DATA LISTING =
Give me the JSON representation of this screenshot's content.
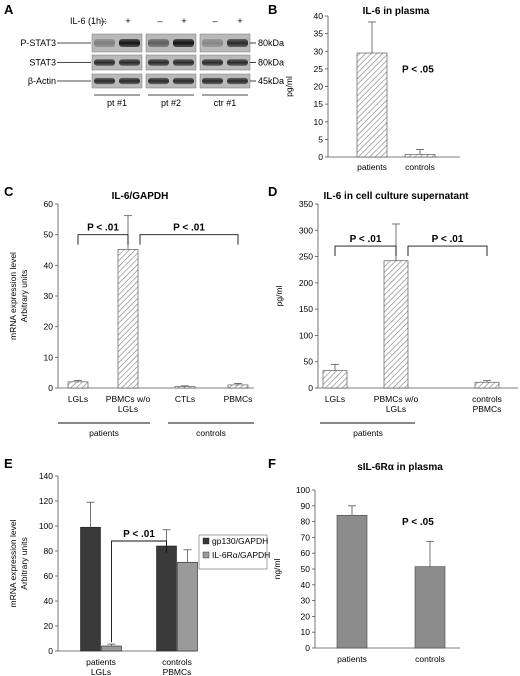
{
  "panels": {
    "A": {
      "label": "A",
      "treatment_label": "IL-6 (1h):",
      "treatment_signs": [
        "–",
        "+",
        "–",
        "+",
        "–",
        "+"
      ],
      "rows": [
        {
          "name": "P-STAT3",
          "size": "80kDa"
        },
        {
          "name": "STAT3",
          "size": "80kDa"
        },
        {
          "name": "β-Actin",
          "size": "45kDa"
        }
      ],
      "groups": [
        "pt #1",
        "pt #2",
        "ctr #1"
      ]
    }
  },
  "chart_data": [
    {
      "panel": "B",
      "type": "bar",
      "title": "IL-6 in plasma",
      "ylabel": "pg/ml",
      "xlabel": "",
      "ylim": [
        0,
        40
      ],
      "yticks": [
        0,
        5,
        10,
        15,
        20,
        25,
        30,
        35,
        40
      ],
      "categories": [
        "patients",
        "controls"
      ],
      "values": [
        29.5,
        0.7
      ],
      "errors": [
        8.8,
        1.4
      ],
      "fill": "hatch",
      "annotations": [
        {
          "text": "P < .05"
        }
      ]
    },
    {
      "panel": "C",
      "type": "bar",
      "title": "IL-6/GAPDH",
      "ylabel": "mRNA expression level",
      "ylabel2": "Arbitrary units",
      "xlabel": "",
      "ylim": [
        0,
        60
      ],
      "yticks": [
        0,
        10,
        20,
        30,
        40,
        50,
        60
      ],
      "categories": [
        "LGLs",
        "PBMCs w/o LGLs",
        "CTLs",
        "PBMCs"
      ],
      "category_lines": [
        [
          "LGLs"
        ],
        [
          "PBMCs w/o",
          "LGLs"
        ],
        [
          "CTLs"
        ],
        [
          "PBMCs"
        ]
      ],
      "values": [
        2.0,
        45.2,
        0.5,
        1.0
      ],
      "errors": [
        0.5,
        11.0,
        0.2,
        0.5
      ],
      "fill": "hatch",
      "annotations": [
        {
          "text": "P < .01"
        },
        {
          "text": "P < .01"
        }
      ],
      "groups": [
        {
          "label": "patients"
        },
        {
          "label": "controls"
        }
      ]
    },
    {
      "panel": "D",
      "type": "bar",
      "title": "IL-6 in cell culture supernatant",
      "ylabel": "pg/ml",
      "xlabel": "",
      "ylim": [
        0,
        350
      ],
      "yticks": [
        0,
        50,
        100,
        150,
        200,
        250,
        300,
        350
      ],
      "categories": [
        "LGLs",
        "PBMCs w/o LGLs",
        "controls PBMCs"
      ],
      "category_lines": [
        [
          "LGLs"
        ],
        [
          "PBMCs w/o",
          "LGLs"
        ],
        [
          "controls",
          "PBMCs"
        ]
      ],
      "values": [
        33,
        242,
        11
      ],
      "errors": [
        12,
        70,
        3
      ],
      "fill": "hatch",
      "annotations": [
        {
          "text": "P < .01"
        },
        {
          "text": "P < .01"
        }
      ],
      "groups": [
        {
          "label": "patients"
        }
      ]
    },
    {
      "panel": "E",
      "type": "bar",
      "title": "",
      "ylabel": "mRNA expression level",
      "ylabel2": "Arbitrary units",
      "xlabel": "",
      "ylim": [
        0,
        140
      ],
      "yticks": [
        0,
        20,
        40,
        60,
        80,
        100,
        120,
        140
      ],
      "categories": [
        "patients LGLs",
        "controls PBMCs"
      ],
      "category_lines": [
        [
          "patients",
          "LGLs"
        ],
        [
          "controls",
          "PBMCs"
        ]
      ],
      "series": [
        {
          "name": "gp130/GAPDH",
          "values": [
            99,
            84
          ],
          "errors": [
            20,
            13
          ],
          "color": "#3a3a3a"
        },
        {
          "name": "IL-6Rα/GAPDH",
          "values": [
            4,
            71
          ],
          "errors": [
            1.5,
            10
          ],
          "color": "#9a9a9a"
        }
      ],
      "legend": "right",
      "annotations": [
        {
          "text": "P < .01"
        }
      ]
    },
    {
      "panel": "F",
      "type": "bar",
      "title": "sIL-6Rα in plasma",
      "ylabel": "ng/ml",
      "xlabel": "",
      "ylim": [
        0,
        100
      ],
      "yticks": [
        0,
        10,
        20,
        30,
        40,
        50,
        60,
        70,
        80,
        90,
        100
      ],
      "categories": [
        "patients",
        "controls"
      ],
      "values": [
        84,
        51.5
      ],
      "errors": [
        6,
        16
      ],
      "fill": "#8c8c8c",
      "annotations": [
        {
          "text": "P < .05"
        }
      ]
    }
  ],
  "panel_labels": [
    "B",
    "C",
    "D",
    "E",
    "F"
  ]
}
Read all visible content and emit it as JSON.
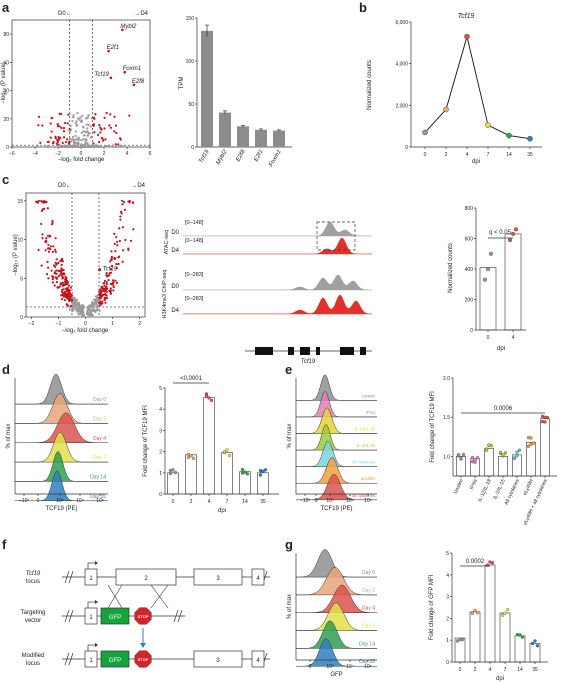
{
  "panels": {
    "a": "a",
    "b": "b",
    "c": "c",
    "d": "d",
    "e": "e",
    "f": "f",
    "g": "g"
  },
  "colors": {
    "red": "#c0141d",
    "grey": "#9a9a9a",
    "bar": "#8c8c8c",
    "gfp": "#14a33c",
    "stop": "#d9212b"
  },
  "panel_a": {
    "volcano": {
      "left_dir": "D0←",
      "right_dir": "→D4",
      "xlabel": "−log₂ fold change",
      "ylabel": "−log₁₀ (P value)",
      "xticks": [
        "−6",
        "−4",
        "−2",
        "0",
        "2",
        "4",
        "6"
      ],
      "yticks": [
        "0",
        "20",
        "40",
        "60",
        "80"
      ],
      "genes": [
        "Mybl2",
        "E2f1",
        "Foxm1",
        "Tcf19",
        "E2f8"
      ]
    },
    "bars": {
      "ylabel": "TPM",
      "yticks": [
        "0",
        "50",
        "100",
        "150"
      ]
    }
  },
  "panel_b": {
    "title": "Tcf19",
    "ylabel": "Normalized counts",
    "xlabel": "dpi",
    "yticks": [
      "0",
      "2,000",
      "4,000",
      "6,000"
    ]
  },
  "panel_c": {
    "volcano": {
      "left_dir": "D0←",
      "right_dir": "→D4",
      "xlabel": "−log₂ fold change",
      "ylabel": "−log₁₀ (P value)",
      "xticks": [
        "−2",
        "−1",
        "0",
        "1",
        "2"
      ],
      "yticks": [
        "0",
        "5",
        "10",
        "15"
      ],
      "gene": "Tcf19"
    },
    "tracks": {
      "atac_label": "ATAC-seq",
      "chip_label": "H3K4me3 ChIP-seq",
      "atac_range": "[0–148]",
      "chip_range": "[0–283]",
      "d0": "D0",
      "d4": "D4",
      "gene": "Tcf19"
    },
    "dots": {
      "ylabel": "Normalized counts",
      "xlabel": "dpi",
      "q": "q < 0.05",
      "yticks": [
        "0",
        "200",
        "400",
        "600",
        "800"
      ]
    }
  },
  "panel_d": {
    "hist": {
      "xlabel": "TCF19 (PE)",
      "ylabel": "% of max",
      "xticks": [
        "−10³",
        "0",
        "10³",
        "10⁴",
        "10⁵"
      ],
      "labels": [
        "Day 0",
        "Day 2",
        "Day 4",
        "Day 7",
        "Day 14",
        "Day 35"
      ],
      "colors": [
        "#8f8f8f",
        "#e8a57a",
        "#d9534f",
        "#e3e04a",
        "#2f9e52",
        "#2f7fc1"
      ]
    },
    "scatter": {
      "ylabel": "Fold change of TCF19 MFI",
      "xlabel": "dpi",
      "p": "<0.0001",
      "yticks": [
        "0",
        "1",
        "2",
        "3",
        "4",
        "5"
      ]
    }
  },
  "panel_e": {
    "hist": {
      "xlabel": "TCF19 (PE)",
      "ylabel": "% of max",
      "xticks": [
        "−10³",
        "0",
        "10³",
        "10⁴",
        "10⁵"
      ],
      "labels": [
        "Unstim",
        "IFNα",
        "IL-12/IL-18",
        "IL-2/IL-15",
        "All cytokines",
        "αLy49H",
        "αLy49H + all cytokines"
      ],
      "colors": [
        "#8f8f8f",
        "#e07fb4",
        "#e6d13a",
        "#9ccc3a",
        "#7dd3e0",
        "#f2a03d",
        "#d9534f"
      ]
    },
    "scatter": {
      "ylabel": "Fold change of TCF19 MFI",
      "p": "0.0006",
      "yticks": [
        "1.0",
        "1.5",
        "2.0"
      ]
    }
  },
  "panel_f": {
    "rows": [
      "Tcf19 locus",
      "Targeting vector",
      "Modified locus"
    ],
    "exons": [
      "1",
      "2",
      "3",
      "4"
    ],
    "gfp": "GFP",
    "stop": "STOP"
  },
  "panel_g": {
    "hist": {
      "xlabel": "GFP",
      "ylabel": "% of max",
      "xticks": [
        "0",
        "10³",
        "10⁴",
        "10⁵"
      ],
      "labels": [
        "Day 0",
        "Day 2",
        "Day 4",
        "Day 7",
        "Day 14",
        "Day 35"
      ],
      "colors": [
        "#8f8f8f",
        "#e8a57a",
        "#d9534f",
        "#e3e04a",
        "#2f9e52",
        "#2f7fc1"
      ]
    },
    "bars": {
      "ylabel": "Fold change of GFP MFI",
      "xlabel": "dpi",
      "p": "0.0002",
      "yticks": [
        "0",
        "1",
        "2",
        "3",
        "4",
        "5"
      ]
    }
  },
  "chart_data": [
    {
      "id": "a-tpm",
      "type": "bar",
      "categories": [
        "Tcf19",
        "Mybl2",
        "E2f8",
        "E2f1",
        "Foxm1"
      ],
      "values": [
        135,
        40,
        24,
        20,
        19
      ],
      "ylabel": "TPM",
      "ylim": [
        0,
        150
      ]
    },
    {
      "id": "b-timecourse",
      "type": "line",
      "title": "Tcf19",
      "categories": [
        "0",
        "2",
        "4",
        "7",
        "14",
        "35"
      ],
      "values": [
        700,
        1800,
        5300,
        1050,
        550,
        400
      ],
      "point_colors": [
        "#9a9a9a",
        "#f0a860",
        "#d9534f",
        "#e3e04a",
        "#2fa84f",
        "#2f7fc1"
      ],
      "xlabel": "dpi",
      "ylabel": "Normalized counts",
      "ylim": [
        0,
        6000
      ]
    },
    {
      "id": "c-counts",
      "type": "bar",
      "categories": [
        "0",
        "4"
      ],
      "values": [
        410,
        630
      ],
      "points": [
        [
          330,
          400,
          500
        ],
        [
          590,
          630,
          660
        ]
      ],
      "xlabel": "dpi",
      "ylabel": "Normalized counts",
      "ylim": [
        0,
        800
      ]
    },
    {
      "id": "d-mfi",
      "type": "bar",
      "categories": [
        "0",
        "2",
        "4",
        "7",
        "14",
        "35"
      ],
      "values": [
        1.0,
        1.85,
        4.55,
        1.95,
        1.05,
        1.0
      ],
      "point_colors": [
        "#9a9a9a",
        "#f0a860",
        "#d9534f",
        "#e3e04a",
        "#2fa84f",
        "#2f7fc1"
      ],
      "xlabel": "dpi",
      "ylabel": "Fold change of TCF19 MFI",
      "ylim": [
        0,
        5
      ]
    },
    {
      "id": "e-mfi",
      "type": "bar",
      "categories": [
        "Unstim",
        "IFNα",
        "IL-12/IL-18",
        "IL-2/IL-15",
        "All cytokines",
        "αLy49H",
        "αLy49H + all cytokines"
      ],
      "values": [
        1.0,
        0.97,
        1.1,
        1.0,
        1.02,
        1.18,
        1.48
      ],
      "point_colors": [
        "#9a9a9a",
        "#e07fb4",
        "#d8c93a",
        "#9ccc3a",
        "#5ec6d8",
        "#f2a03d",
        "#d9534f"
      ],
      "ylabel": "Fold change of TCF19 MFI",
      "ylim": [
        0.75,
        2.0
      ]
    },
    {
      "id": "g-mfi",
      "type": "bar",
      "categories": [
        "0",
        "2",
        "4",
        "7",
        "14",
        "35"
      ],
      "values": [
        1.1,
        2.3,
        4.45,
        2.25,
        1.2,
        0.85
      ],
      "point_colors": [
        "#9a9a9a",
        "#f0a860",
        "#d9534f",
        "#e3e04a",
        "#2fa84f",
        "#2f7fc1"
      ],
      "xlabel": "dpi",
      "ylabel": "Fold change of GFP MFI",
      "ylim": [
        0,
        5
      ]
    }
  ]
}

WHAT IS NEEDED = From the entries above, list each line with "name" in it.

REPLY =
          "name": "P-STAT3",
          "name": "STAT3",
          "name": "β-Actin",
          "name": "gp130/GAPDH",
          "name": "IL-6Rα/GAPDH",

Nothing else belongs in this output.